---------- Dataset extract ----------

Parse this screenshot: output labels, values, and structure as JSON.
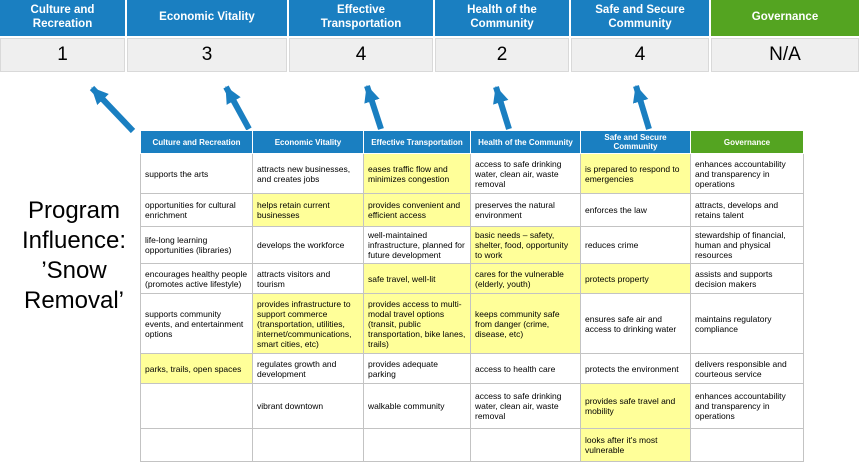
{
  "title": "Program Influence: ’Snow Removal’",
  "colors": {
    "blue": "#1a7fc1",
    "green": "#54a421",
    "highlight": "#ffff99",
    "score_bg": "#efefef"
  },
  "summary": {
    "columns": [
      {
        "label": "Culture and Recreation",
        "score": "1",
        "theme": "blue"
      },
      {
        "label": "Economic Vitality",
        "score": "3",
        "theme": "blue"
      },
      {
        "label": "Effective Transportation",
        "score": "4",
        "theme": "blue"
      },
      {
        "label": "Health of the Community",
        "score": "2",
        "theme": "blue"
      },
      {
        "label": "Safe and Secure Community",
        "score": "4",
        "theme": "blue"
      },
      {
        "label": "Governance",
        "score": "N/A",
        "theme": "green"
      }
    ]
  },
  "matrix": {
    "headers": [
      {
        "label": "Culture and Recreation",
        "theme": "blue"
      },
      {
        "label": "Economic Vitality",
        "theme": "blue"
      },
      {
        "label": "Effective Transportation",
        "theme": "blue"
      },
      {
        "label": "Health of the Community",
        "theme": "blue"
      },
      {
        "label": "Safe and Secure Community",
        "theme": "blue"
      },
      {
        "label": "Governance",
        "theme": "green"
      }
    ],
    "rows": [
      [
        {
          "text": "supports the arts",
          "highlight": false
        },
        {
          "text": "attracts new businesses, and creates jobs",
          "highlight": false
        },
        {
          "text": "eases traffic flow and minimizes congestion",
          "highlight": true
        },
        {
          "text": "access to safe drinking water, clean air, waste removal",
          "highlight": false
        },
        {
          "text": "is prepared to respond to emergencies",
          "highlight": true
        },
        {
          "text": "enhances accountability and transparency in operations",
          "highlight": false
        }
      ],
      [
        {
          "text": "opportunities for cultural enrichment",
          "highlight": false
        },
        {
          "text": "helps retain current businesses",
          "highlight": true
        },
        {
          "text": "provides convenient and efficient access",
          "highlight": true
        },
        {
          "text": "preserves the natural environment",
          "highlight": false
        },
        {
          "text": "enforces the law",
          "highlight": false
        },
        {
          "text": "attracts, develops and retains talent",
          "highlight": false
        }
      ],
      [
        {
          "text": "life-long learning opportunities (libraries)",
          "highlight": false
        },
        {
          "text": "develops the workforce",
          "highlight": false
        },
        {
          "text": "well-maintained infrastructure, planned for future development",
          "highlight": false
        },
        {
          "text": "basic needs – safety, shelter, food, opportunity to work",
          "highlight": true
        },
        {
          "text": "reduces crime",
          "highlight": false
        },
        {
          "text": "stewardship of financial, human and physical resources",
          "highlight": false
        }
      ],
      [
        {
          "text": "encourages healthy people (promotes active lifestyle)",
          "highlight": false
        },
        {
          "text": "attracts visitors and tourism",
          "highlight": false
        },
        {
          "text": "safe travel, well-lit",
          "highlight": true
        },
        {
          "text": "cares for the vulnerable (elderly, youth)",
          "highlight": true
        },
        {
          "text": "protects property",
          "highlight": true
        },
        {
          "text": "assists and supports decision makers",
          "highlight": false
        }
      ],
      [
        {
          "text": "supports community events, and entertainment options",
          "highlight": false
        },
        {
          "text": "provides infrastructure to support commerce (transportation, utilities, internet/communications, smart cities, etc)",
          "highlight": true
        },
        {
          "text": "provides access to multi-modal travel options (transit, public transportation, bike lanes, trails)",
          "highlight": true
        },
        {
          "text": "keeps community safe from danger (crime, disease, etc)",
          "highlight": true
        },
        {
          "text": "ensures safe air and access to drinking water",
          "highlight": false
        },
        {
          "text": "maintains regulatory compliance",
          "highlight": false
        }
      ],
      [
        {
          "text": "parks, trails, open spaces",
          "highlight": true
        },
        {
          "text": "regulates growth and development",
          "highlight": false
        },
        {
          "text": "provides adequate parking",
          "highlight": false
        },
        {
          "text": "access to health care",
          "highlight": false
        },
        {
          "text": "protects the environment",
          "highlight": false
        },
        {
          "text": "delivers responsible and courteous service",
          "highlight": false
        }
      ],
      [
        {
          "text": "",
          "highlight": false
        },
        {
          "text": "vibrant downtown",
          "highlight": false
        },
        {
          "text": "walkable community",
          "highlight": false
        },
        {
          "text": "access to safe drinking water, clean air, waste removal",
          "highlight": false
        },
        {
          "text": "provides safe travel and mobility",
          "highlight": true
        },
        {
          "text": "enhances accountability and transparency in operations",
          "highlight": false
        }
      ],
      [
        {
          "text": "",
          "highlight": false
        },
        {
          "text": "",
          "highlight": false
        },
        {
          "text": "",
          "highlight": false
        },
        {
          "text": "",
          "highlight": false
        },
        {
          "text": "looks after it's most vulnerable",
          "highlight": true
        },
        {
          "text": "",
          "highlight": false
        }
      ]
    ]
  }
}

----------

**The request**
Extract each line holding the string "trails".

**Solution to the problem**
          "text": "provides access to multi-modal travel options (transit, public transportation, bike lanes, trails)",
          "text": "parks, trails, open spaces",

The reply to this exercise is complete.